* AIM OF THE TASK *
The data below needs to be returned exactly, line for line.

(Dataset entries)
— start —

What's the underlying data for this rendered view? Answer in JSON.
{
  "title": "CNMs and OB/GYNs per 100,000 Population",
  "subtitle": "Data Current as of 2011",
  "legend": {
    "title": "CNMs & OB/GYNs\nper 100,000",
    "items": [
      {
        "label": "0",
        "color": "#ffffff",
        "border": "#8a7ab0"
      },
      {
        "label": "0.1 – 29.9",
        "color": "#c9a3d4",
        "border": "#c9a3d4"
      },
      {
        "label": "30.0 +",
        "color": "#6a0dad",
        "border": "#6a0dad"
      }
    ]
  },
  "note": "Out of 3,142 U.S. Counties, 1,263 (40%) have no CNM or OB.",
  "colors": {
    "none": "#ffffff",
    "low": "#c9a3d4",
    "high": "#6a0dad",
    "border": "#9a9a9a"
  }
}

— end —

* SOLUTION TO THIS TASK *
What's the underlying data for this rendered view? Answer in JSON.
{
  "title": "CNMs and OB/GYNs per 100,000 Population",
  "subtitle": "Data Current as of 2011",
  "legend": {
    "title": "CNMs & OB/GYNs\nper 100,000",
    "items": [
      {
        "label": "0",
        "color": "#ffffff",
        "border": "#8a7ab0"
      },
      {
        "label": "0.1 – 29.9",
        "color": "#c9a3d4",
        "border": "#c9a3d4"
      },
      {
        "label": "30.0 +",
        "color": "#6a0dad",
        "border": "#6a0dad"
      }
    ]
  },
  "note": "Out of 3,142 U.S. Counties, 1,263 (40%) have no CNM or OB.",
  "colors": {
    "none": "#ffffff",
    "low": "#c9a3d4",
    "high": "#6a0dad",
    "border": "#9a9a9a"
  }
}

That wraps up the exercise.